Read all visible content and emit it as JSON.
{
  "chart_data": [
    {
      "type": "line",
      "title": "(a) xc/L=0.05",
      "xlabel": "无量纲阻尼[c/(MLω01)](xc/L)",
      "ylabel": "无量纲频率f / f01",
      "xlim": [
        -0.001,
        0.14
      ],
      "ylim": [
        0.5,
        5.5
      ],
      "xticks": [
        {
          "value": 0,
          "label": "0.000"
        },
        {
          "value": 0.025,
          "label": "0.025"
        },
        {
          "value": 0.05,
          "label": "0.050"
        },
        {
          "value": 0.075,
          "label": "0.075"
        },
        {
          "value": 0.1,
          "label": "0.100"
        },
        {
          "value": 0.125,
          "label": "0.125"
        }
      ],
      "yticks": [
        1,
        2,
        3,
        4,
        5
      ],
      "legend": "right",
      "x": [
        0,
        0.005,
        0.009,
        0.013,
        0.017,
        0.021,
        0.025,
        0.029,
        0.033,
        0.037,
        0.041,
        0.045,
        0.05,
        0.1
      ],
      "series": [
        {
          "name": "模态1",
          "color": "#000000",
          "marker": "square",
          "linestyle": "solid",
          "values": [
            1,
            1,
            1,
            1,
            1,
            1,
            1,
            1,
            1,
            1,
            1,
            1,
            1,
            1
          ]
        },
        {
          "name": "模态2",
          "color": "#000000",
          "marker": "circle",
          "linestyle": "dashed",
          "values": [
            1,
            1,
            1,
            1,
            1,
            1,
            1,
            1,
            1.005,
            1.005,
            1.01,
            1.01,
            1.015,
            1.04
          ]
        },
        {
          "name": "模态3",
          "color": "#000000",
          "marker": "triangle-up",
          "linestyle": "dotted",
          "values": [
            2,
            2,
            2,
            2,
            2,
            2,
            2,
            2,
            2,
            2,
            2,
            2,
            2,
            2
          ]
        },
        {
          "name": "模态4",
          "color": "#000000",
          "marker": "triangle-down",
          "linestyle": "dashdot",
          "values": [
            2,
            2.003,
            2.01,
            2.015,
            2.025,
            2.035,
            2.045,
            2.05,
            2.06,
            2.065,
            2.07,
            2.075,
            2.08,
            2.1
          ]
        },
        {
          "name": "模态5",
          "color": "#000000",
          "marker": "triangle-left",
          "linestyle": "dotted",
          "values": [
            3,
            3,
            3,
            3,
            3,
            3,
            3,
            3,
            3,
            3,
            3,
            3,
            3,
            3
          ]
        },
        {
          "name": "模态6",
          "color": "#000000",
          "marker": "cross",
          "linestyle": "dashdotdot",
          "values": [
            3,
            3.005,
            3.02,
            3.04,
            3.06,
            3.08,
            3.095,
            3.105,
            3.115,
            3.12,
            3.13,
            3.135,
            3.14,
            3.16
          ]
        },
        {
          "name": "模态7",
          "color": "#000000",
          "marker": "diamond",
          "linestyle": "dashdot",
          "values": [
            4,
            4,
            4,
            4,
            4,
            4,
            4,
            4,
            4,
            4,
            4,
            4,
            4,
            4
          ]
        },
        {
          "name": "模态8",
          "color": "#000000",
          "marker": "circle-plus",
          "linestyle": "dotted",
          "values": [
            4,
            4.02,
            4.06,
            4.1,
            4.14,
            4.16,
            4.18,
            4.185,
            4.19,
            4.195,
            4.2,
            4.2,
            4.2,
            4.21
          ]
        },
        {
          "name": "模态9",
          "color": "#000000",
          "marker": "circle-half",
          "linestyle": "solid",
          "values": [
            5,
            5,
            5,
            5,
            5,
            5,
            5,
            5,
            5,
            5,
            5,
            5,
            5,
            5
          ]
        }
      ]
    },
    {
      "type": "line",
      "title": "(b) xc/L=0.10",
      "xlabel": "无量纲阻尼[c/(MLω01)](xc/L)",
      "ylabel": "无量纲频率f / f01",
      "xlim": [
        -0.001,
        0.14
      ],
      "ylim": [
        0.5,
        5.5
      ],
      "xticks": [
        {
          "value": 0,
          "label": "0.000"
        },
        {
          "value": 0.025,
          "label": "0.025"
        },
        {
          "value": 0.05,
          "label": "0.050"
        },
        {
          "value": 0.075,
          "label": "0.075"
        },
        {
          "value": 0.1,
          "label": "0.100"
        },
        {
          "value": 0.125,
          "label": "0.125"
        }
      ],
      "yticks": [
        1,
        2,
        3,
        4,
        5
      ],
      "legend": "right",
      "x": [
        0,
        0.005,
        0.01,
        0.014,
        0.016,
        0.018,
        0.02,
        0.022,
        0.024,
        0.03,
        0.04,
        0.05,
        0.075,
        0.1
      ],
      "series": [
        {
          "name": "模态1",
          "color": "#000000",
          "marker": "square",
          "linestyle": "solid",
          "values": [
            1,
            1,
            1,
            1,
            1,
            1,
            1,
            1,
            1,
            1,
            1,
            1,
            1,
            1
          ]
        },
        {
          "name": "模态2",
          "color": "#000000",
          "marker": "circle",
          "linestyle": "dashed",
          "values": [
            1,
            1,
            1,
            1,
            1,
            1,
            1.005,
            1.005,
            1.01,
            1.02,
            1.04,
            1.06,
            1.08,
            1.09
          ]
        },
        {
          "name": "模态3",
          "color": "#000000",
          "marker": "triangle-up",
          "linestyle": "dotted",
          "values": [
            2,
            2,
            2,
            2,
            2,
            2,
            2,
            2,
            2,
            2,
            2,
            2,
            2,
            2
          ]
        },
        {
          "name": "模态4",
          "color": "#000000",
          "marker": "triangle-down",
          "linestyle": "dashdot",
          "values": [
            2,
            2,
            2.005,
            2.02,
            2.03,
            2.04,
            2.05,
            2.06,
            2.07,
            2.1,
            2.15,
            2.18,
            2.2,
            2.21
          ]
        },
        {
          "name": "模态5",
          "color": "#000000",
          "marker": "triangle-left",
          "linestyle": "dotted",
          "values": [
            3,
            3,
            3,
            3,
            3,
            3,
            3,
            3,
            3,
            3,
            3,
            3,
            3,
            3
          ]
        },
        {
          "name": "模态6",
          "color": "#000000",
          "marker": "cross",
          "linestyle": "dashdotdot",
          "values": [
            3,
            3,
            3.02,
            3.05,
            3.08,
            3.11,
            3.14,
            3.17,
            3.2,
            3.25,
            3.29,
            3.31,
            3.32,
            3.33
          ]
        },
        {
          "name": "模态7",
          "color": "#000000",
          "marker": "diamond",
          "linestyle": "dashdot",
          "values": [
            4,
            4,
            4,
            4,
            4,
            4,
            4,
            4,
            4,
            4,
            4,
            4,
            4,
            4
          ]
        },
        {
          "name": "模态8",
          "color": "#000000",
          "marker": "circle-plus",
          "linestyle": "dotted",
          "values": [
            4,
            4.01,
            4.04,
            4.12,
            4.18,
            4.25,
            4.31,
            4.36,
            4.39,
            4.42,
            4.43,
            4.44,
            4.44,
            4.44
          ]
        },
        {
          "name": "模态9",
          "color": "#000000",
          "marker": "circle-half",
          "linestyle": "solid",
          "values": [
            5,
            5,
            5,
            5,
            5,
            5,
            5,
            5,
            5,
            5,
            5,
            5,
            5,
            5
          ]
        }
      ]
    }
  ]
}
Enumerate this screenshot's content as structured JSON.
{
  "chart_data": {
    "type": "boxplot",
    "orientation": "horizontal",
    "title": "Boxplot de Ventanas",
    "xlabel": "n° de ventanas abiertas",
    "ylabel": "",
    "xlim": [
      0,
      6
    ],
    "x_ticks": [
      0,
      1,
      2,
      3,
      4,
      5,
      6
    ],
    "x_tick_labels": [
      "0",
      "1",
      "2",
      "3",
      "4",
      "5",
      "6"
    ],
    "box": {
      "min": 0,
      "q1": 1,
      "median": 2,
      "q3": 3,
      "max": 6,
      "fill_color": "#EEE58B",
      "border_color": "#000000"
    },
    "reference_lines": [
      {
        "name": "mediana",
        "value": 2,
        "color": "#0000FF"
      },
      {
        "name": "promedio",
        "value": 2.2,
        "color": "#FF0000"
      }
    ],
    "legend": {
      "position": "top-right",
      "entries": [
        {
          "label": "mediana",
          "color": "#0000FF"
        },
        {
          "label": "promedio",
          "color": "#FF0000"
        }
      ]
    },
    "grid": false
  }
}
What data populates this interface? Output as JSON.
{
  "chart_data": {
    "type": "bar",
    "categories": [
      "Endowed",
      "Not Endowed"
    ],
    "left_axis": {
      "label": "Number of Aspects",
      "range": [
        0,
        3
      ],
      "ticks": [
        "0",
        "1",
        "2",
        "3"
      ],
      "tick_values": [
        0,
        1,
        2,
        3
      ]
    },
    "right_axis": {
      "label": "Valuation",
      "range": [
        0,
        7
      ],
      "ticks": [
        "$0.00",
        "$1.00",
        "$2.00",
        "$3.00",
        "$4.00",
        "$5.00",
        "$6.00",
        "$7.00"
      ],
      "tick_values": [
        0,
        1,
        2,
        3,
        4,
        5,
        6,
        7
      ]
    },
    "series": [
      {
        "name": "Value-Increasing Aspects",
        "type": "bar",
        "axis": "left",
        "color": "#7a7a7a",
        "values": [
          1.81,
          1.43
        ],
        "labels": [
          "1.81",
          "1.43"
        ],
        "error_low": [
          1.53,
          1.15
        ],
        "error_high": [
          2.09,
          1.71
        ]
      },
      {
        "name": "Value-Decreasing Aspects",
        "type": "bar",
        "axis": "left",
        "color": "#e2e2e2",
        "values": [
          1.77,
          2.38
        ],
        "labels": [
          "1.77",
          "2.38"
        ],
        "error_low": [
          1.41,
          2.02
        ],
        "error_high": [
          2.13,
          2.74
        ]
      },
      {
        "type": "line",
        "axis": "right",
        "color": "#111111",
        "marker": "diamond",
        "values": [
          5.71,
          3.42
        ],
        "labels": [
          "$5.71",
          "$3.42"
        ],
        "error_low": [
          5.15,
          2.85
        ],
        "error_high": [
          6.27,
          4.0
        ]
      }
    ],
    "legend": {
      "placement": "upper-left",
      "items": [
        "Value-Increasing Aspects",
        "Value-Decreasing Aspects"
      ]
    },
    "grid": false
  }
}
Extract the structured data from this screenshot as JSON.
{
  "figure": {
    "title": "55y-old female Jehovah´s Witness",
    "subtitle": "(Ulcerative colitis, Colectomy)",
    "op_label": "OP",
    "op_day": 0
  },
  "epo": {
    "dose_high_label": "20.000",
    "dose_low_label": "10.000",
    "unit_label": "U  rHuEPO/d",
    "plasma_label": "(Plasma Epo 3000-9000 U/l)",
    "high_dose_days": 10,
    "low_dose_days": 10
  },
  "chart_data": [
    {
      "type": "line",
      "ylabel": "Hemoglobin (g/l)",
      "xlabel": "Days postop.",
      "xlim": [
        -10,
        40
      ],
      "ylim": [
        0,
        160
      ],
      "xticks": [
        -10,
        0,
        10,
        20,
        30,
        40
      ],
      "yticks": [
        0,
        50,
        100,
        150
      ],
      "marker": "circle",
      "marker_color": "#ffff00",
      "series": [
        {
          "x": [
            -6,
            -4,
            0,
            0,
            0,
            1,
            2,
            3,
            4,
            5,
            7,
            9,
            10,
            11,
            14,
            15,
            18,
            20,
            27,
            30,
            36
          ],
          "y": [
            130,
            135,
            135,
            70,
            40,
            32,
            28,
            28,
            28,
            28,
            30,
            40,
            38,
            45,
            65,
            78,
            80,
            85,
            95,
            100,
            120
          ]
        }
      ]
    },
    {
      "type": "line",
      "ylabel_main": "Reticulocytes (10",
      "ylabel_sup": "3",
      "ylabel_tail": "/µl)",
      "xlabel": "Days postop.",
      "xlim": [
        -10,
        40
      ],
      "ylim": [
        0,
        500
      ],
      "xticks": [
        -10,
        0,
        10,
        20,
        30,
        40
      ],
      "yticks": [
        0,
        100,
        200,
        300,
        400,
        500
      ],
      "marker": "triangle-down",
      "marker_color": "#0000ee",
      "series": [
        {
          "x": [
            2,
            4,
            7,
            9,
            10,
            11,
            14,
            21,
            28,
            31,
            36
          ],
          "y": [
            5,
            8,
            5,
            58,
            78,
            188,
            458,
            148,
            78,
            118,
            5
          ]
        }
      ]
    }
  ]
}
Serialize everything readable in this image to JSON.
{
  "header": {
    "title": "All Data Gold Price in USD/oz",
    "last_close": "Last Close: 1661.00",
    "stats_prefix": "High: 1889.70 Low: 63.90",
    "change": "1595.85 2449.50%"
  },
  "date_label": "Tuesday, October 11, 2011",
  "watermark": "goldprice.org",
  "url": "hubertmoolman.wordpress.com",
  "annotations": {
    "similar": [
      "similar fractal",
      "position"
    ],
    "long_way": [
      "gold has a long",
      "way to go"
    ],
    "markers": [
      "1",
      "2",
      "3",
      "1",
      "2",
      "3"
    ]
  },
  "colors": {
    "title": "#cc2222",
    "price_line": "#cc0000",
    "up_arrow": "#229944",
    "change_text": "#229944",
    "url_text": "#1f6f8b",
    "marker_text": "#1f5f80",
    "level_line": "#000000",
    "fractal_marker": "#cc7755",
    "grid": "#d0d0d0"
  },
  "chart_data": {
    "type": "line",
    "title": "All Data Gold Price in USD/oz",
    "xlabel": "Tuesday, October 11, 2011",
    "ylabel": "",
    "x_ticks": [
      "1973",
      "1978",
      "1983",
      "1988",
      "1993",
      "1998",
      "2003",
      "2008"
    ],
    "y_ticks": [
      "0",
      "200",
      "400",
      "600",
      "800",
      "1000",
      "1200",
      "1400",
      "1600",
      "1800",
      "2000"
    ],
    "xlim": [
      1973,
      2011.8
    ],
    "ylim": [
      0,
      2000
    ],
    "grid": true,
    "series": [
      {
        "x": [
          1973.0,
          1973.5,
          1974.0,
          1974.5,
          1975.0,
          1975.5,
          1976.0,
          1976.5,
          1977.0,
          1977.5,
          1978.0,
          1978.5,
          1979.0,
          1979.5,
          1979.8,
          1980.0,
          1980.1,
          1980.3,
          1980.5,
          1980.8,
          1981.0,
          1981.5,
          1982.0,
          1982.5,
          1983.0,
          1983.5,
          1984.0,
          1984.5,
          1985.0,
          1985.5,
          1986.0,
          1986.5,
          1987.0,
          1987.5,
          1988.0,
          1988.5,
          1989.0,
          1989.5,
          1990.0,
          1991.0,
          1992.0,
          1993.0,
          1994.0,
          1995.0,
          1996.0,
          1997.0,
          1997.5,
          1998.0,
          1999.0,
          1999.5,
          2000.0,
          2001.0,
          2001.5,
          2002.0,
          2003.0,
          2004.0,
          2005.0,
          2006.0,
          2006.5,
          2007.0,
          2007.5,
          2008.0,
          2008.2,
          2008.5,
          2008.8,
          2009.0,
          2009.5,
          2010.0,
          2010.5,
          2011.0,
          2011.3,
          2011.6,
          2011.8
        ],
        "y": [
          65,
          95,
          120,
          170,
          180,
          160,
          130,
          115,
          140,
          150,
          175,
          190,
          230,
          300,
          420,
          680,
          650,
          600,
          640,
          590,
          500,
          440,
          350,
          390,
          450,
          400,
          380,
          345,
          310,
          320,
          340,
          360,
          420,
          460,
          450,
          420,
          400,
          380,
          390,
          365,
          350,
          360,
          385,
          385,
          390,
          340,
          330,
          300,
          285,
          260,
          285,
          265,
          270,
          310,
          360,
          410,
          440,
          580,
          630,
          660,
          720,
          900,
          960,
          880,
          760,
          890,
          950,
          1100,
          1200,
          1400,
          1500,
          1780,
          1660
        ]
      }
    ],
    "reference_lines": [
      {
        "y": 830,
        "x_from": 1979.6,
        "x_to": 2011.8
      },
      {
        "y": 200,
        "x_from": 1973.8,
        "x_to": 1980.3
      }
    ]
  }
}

**The exercise**
Where a line above holds the string "Decreasing", show that line.

**Answer**
        "name": "Value-Decreasing Aspects",
        "Value-Decreasing Aspects"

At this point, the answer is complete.